[Stored records]
[START]

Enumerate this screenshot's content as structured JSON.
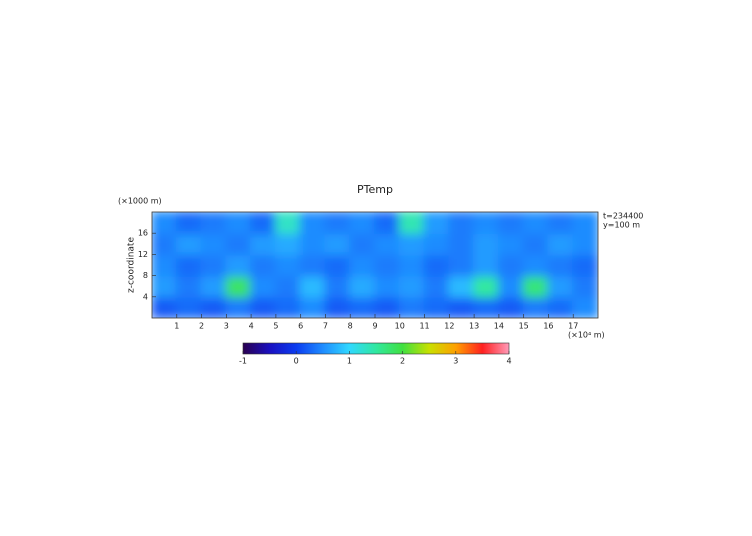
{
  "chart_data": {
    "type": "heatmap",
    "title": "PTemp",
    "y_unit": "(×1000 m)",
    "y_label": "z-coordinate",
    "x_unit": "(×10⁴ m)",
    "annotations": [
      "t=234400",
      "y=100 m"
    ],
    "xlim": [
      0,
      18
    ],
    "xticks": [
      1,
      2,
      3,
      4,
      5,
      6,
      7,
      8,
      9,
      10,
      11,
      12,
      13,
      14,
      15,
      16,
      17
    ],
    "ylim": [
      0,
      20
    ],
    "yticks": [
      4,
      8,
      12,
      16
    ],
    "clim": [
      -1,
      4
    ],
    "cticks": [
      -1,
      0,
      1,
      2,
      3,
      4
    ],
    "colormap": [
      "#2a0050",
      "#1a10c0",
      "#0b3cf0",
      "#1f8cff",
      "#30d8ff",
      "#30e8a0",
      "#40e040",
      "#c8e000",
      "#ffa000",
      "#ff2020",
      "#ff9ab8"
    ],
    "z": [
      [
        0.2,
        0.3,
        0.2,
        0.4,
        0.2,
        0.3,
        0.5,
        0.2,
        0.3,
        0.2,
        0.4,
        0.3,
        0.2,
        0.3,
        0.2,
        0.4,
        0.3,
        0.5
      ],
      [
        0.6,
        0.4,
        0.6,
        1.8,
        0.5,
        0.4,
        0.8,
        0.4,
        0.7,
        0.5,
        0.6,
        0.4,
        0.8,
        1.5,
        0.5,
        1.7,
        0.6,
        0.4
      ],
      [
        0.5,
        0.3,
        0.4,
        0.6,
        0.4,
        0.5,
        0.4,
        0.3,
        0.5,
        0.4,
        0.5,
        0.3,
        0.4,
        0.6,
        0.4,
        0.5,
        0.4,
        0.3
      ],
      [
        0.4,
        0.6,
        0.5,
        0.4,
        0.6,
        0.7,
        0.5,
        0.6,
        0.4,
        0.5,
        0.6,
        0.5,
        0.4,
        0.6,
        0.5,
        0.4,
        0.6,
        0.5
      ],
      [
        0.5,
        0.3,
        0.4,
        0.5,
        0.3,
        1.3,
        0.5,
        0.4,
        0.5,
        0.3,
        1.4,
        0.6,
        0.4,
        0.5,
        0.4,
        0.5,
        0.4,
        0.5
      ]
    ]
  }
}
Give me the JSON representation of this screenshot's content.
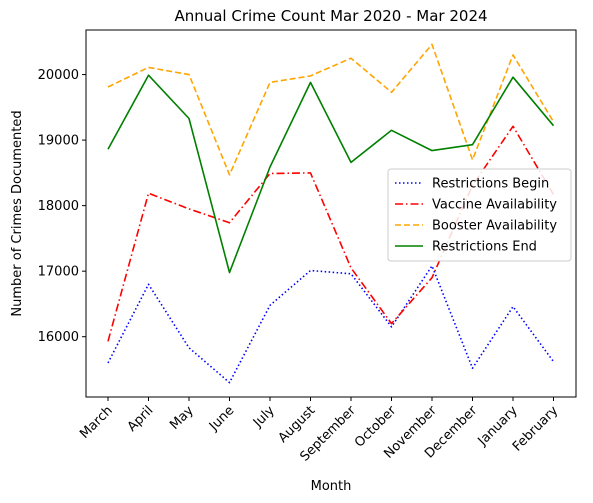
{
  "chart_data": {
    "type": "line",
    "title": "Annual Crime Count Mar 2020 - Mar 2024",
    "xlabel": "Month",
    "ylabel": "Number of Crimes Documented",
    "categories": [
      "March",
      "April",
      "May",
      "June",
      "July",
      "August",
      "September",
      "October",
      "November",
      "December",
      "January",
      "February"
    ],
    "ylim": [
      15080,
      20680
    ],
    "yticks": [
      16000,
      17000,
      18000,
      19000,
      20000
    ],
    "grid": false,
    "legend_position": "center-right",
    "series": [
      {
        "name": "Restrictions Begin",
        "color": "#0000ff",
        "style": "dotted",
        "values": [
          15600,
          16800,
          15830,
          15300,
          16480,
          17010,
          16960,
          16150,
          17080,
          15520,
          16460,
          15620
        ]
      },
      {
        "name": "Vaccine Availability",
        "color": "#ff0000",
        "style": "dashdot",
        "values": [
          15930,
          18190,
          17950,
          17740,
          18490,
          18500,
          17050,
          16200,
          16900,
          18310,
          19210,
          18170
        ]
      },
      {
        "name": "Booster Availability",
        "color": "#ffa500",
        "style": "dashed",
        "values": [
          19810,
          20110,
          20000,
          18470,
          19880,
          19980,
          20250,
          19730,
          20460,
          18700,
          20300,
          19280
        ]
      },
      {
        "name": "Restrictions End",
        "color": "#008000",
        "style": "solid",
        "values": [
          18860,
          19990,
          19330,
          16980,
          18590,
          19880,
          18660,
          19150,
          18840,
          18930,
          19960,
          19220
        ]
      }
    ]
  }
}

[END]
[START]

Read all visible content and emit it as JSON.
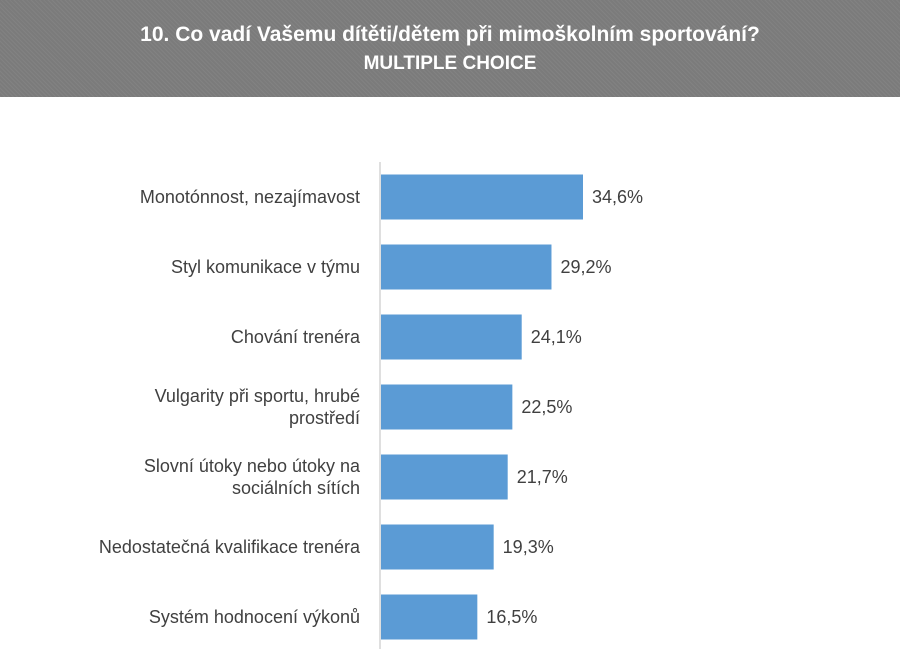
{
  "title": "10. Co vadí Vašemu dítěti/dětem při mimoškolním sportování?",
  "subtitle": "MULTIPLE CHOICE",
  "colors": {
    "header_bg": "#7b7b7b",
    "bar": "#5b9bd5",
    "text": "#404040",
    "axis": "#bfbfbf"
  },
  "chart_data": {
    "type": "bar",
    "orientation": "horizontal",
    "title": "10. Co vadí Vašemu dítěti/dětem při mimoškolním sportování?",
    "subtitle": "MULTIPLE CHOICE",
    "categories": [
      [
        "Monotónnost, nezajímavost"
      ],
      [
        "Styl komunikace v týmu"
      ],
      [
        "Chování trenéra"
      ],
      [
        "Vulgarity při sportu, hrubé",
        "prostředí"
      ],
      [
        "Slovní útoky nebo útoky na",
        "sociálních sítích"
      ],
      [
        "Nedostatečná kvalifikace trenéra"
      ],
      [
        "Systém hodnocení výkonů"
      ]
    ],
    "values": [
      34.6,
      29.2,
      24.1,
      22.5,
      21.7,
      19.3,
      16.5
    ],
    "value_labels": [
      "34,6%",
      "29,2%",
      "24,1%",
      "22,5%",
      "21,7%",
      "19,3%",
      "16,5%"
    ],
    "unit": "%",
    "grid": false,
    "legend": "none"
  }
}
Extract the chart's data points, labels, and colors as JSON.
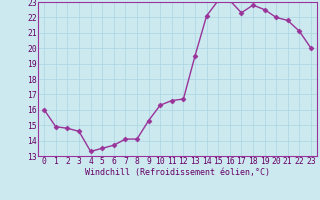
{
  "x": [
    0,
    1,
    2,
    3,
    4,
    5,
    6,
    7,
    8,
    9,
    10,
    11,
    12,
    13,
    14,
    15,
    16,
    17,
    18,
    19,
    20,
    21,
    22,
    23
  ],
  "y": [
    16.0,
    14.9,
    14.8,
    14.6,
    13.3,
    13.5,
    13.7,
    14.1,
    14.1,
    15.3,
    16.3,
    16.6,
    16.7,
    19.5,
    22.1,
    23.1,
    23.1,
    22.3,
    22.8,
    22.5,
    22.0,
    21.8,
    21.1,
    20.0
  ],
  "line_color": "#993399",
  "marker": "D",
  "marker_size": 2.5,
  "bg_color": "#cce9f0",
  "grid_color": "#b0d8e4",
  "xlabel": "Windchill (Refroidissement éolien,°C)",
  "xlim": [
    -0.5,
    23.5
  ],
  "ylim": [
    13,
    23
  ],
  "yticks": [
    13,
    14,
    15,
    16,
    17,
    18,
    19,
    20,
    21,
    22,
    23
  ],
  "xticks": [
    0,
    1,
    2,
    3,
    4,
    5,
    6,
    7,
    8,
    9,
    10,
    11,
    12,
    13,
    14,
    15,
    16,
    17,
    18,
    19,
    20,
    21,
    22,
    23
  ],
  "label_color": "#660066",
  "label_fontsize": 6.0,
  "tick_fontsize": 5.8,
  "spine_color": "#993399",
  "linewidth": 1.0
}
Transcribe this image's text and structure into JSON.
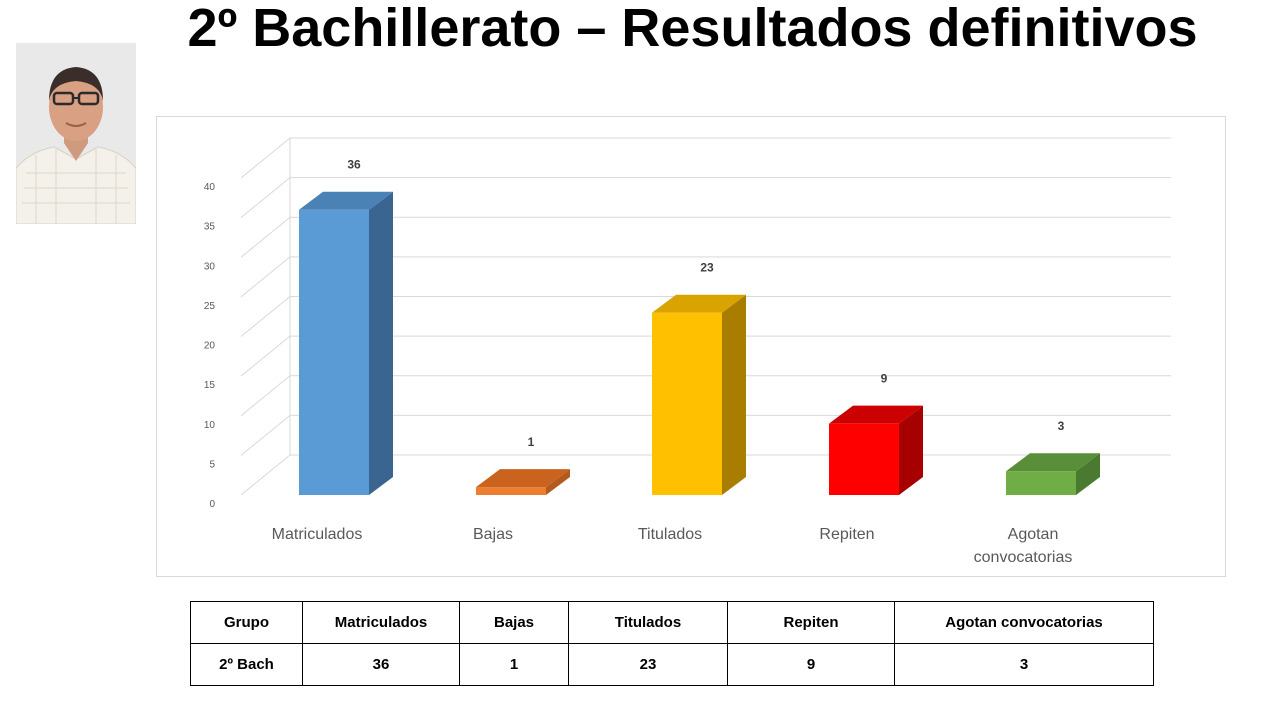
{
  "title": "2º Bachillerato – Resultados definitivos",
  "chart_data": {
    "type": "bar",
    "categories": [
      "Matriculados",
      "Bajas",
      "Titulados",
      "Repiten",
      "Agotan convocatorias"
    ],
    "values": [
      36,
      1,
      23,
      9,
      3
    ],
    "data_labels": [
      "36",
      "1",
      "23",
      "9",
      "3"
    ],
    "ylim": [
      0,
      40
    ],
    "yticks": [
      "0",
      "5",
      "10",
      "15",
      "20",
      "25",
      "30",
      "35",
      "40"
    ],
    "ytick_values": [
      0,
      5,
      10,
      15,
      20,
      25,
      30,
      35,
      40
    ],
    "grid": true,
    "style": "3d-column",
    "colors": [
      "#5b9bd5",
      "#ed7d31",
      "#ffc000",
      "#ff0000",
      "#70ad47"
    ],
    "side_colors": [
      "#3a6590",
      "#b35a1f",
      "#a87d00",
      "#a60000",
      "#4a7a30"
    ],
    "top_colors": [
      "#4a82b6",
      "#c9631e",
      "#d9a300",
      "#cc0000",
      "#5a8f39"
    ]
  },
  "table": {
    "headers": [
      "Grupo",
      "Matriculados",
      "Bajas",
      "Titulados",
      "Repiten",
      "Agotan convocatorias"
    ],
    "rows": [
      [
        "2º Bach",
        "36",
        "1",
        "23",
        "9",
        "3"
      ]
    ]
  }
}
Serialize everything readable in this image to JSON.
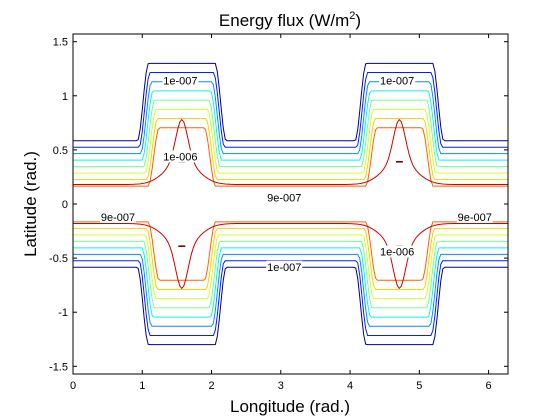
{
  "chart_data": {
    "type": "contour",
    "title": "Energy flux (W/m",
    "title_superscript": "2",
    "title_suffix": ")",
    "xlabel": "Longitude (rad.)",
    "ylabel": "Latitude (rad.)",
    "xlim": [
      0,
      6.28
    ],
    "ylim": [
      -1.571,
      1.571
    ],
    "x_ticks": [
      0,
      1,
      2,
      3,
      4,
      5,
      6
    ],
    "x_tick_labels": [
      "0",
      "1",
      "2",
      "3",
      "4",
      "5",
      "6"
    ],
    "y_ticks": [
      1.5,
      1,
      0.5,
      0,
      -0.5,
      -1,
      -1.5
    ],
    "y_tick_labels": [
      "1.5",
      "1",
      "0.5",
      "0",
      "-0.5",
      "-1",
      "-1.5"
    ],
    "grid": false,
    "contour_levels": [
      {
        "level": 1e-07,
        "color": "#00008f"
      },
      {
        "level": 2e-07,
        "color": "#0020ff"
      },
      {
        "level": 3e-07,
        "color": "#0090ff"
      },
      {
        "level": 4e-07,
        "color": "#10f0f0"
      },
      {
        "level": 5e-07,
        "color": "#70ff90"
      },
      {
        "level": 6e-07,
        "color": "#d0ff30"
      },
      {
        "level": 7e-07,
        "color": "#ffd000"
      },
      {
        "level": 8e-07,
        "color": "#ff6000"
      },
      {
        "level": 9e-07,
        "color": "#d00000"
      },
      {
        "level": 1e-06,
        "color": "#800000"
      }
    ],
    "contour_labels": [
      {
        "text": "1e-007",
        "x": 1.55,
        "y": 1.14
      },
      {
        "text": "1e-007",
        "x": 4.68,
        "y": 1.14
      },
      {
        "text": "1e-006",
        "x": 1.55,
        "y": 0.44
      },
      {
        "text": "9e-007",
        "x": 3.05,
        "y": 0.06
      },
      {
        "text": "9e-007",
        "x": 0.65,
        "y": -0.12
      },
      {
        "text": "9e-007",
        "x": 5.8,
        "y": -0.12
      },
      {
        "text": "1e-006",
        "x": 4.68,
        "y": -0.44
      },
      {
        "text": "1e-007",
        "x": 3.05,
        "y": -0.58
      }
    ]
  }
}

[END]

Copy every line of the listing that contains the word "ylabel".

    "ylabel": "Number of Crimes Documented",
    "ylabel": "Latitude (rad.)",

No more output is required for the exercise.